- _Exercise prompt_:
Reproduce every entry exactly as shown.

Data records
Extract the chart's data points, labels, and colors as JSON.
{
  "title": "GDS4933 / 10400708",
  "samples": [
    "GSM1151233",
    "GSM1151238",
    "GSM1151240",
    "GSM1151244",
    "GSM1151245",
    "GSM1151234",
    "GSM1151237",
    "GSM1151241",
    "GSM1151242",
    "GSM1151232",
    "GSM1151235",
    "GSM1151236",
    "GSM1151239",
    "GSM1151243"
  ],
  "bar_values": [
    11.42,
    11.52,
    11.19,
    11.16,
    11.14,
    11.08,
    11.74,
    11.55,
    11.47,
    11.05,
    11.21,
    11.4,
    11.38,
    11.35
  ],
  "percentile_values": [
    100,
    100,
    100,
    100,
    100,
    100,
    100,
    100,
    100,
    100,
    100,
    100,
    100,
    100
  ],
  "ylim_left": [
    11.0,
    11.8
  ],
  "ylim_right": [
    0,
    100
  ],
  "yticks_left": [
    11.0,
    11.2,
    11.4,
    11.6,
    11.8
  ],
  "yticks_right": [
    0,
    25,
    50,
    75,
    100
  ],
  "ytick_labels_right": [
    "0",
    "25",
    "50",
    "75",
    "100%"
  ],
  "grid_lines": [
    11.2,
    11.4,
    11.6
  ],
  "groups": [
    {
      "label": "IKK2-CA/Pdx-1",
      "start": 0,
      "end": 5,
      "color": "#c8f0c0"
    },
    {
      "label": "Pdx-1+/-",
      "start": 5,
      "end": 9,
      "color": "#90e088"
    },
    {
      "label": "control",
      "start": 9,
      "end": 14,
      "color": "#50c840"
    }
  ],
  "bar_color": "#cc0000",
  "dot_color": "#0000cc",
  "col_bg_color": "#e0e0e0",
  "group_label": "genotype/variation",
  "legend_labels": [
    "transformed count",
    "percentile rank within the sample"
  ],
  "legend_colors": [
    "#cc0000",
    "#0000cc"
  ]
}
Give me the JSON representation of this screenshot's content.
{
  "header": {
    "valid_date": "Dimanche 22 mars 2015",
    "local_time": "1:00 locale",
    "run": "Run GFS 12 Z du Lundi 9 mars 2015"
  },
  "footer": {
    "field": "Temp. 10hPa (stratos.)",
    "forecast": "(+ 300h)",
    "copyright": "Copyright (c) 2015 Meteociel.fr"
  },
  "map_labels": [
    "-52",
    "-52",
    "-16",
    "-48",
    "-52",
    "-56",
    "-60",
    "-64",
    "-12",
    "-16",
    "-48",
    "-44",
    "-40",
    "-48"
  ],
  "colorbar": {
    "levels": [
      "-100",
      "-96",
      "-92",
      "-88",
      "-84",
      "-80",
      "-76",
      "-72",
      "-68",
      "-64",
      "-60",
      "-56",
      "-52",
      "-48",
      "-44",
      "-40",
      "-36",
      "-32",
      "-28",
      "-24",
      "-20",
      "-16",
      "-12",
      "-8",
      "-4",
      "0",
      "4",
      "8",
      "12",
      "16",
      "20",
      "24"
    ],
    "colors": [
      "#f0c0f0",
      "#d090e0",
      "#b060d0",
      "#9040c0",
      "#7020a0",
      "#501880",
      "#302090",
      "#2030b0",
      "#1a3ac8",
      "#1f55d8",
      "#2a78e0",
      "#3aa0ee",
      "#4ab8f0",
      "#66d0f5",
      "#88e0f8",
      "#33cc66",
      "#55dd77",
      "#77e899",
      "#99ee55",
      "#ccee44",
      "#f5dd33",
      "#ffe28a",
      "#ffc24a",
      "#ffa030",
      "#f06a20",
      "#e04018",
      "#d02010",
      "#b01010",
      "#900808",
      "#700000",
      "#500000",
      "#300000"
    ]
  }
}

- _Result of this exercise_:
Extract the chart's data points, labels, and colors as JSON.
{
  "title": "GDS4933 / 10400708",
  "samples": [
    "GSM1151233",
    "GSM1151238",
    "GSM1151240",
    "GSM1151244",
    "GSM1151245",
    "GSM1151234",
    "GSM1151237",
    "GSM1151241",
    "GSM1151242",
    "GSM1151232",
    "GSM1151235",
    "GSM1151236",
    "GSM1151239",
    "GSM1151243"
  ],
  "bar_values": [
    11.42,
    11.52,
    11.19,
    11.16,
    11.14,
    11.08,
    11.74,
    11.55,
    11.47,
    11.05,
    11.21,
    11.4,
    11.38,
    11.35
  ],
  "percentile_values": [
    100,
    100,
    100,
    100,
    100,
    100,
    100,
    100,
    100,
    100,
    100,
    100,
    100,
    100
  ],
  "ylim_left": [
    11.0,
    11.8
  ],
  "ylim_right": [
    0,
    100
  ],
  "yticks_left": [
    11.0,
    11.2,
    11.4,
    11.6,
    11.8
  ],
  "yticks_right": [
    0,
    25,
    50,
    75,
    100
  ],
  "ytick_labels_right": [
    "0",
    "25",
    "50",
    "75",
    "100%"
  ],
  "grid_lines": [
    11.2,
    11.4,
    11.6
  ],
  "groups": [
    {
      "label": "IKK2-CA/Pdx-1",
      "start": 0,
      "end": 5,
      "color": "#c8f0c0"
    },
    {
      "label": "Pdx-1+/-",
      "start": 5,
      "end": 9,
      "color": "#90e088"
    },
    {
      "label": "control",
      "start": 9,
      "end": 14,
      "color": "#50c840"
    }
  ],
  "bar_color": "#cc0000",
  "dot_color": "#0000cc",
  "col_bg_color": "#e0e0e0",
  "group_label": "genotype/variation",
  "legend_labels": [
    "transformed count",
    "percentile rank within the sample"
  ],
  "legend_colors": [
    "#cc0000",
    "#0000cc"
  ]
}
Give me the JSON representation of this screenshot's content.
{
  "header": {
    "valid_date": "Dimanche 22 mars 2015",
    "local_time": "1:00 locale",
    "run": "Run GFS 12 Z du Lundi 9 mars 2015"
  },
  "footer": {
    "field": "Temp. 10hPa (stratos.)",
    "forecast": "(+ 300h)",
    "copyright": "Copyright (c) 2015 Meteociel.fr"
  },
  "map_labels": [
    "-52",
    "-52",
    "-16",
    "-48",
    "-52",
    "-56",
    "-60",
    "-64",
    "-12",
    "-16",
    "-48",
    "-44",
    "-40",
    "-48"
  ],
  "colorbar": {
    "levels": [
      "-100",
      "-96",
      "-92",
      "-88",
      "-84",
      "-80",
      "-76",
      "-72",
      "-68",
      "-64",
      "-60",
      "-56",
      "-52",
      "-48",
      "-44",
      "-40",
      "-36",
      "-32",
      "-28",
      "-24",
      "-20",
      "-16",
      "-12",
      "-8",
      "-4",
      "0",
      "4",
      "8",
      "12",
      "16",
      "20",
      "24"
    ],
    "colors": [
      "#f0c0f0",
      "#d090e0",
      "#b060d0",
      "#9040c0",
      "#7020a0",
      "#501880",
      "#302090",
      "#2030b0",
      "#1a3ac8",
      "#1f55d8",
      "#2a78e0",
      "#3aa0ee",
      "#4ab8f0",
      "#66d0f5",
      "#88e0f8",
      "#33cc66",
      "#55dd77",
      "#77e899",
      "#99ee55",
      "#ccee44",
      "#f5dd33",
      "#ffe28a",
      "#ffc24a",
      "#ffa030",
      "#f06a20",
      "#e04018",
      "#d02010",
      "#b01010",
      "#900808",
      "#700000",
      "#500000",
      "#300000"
    ]
  }
}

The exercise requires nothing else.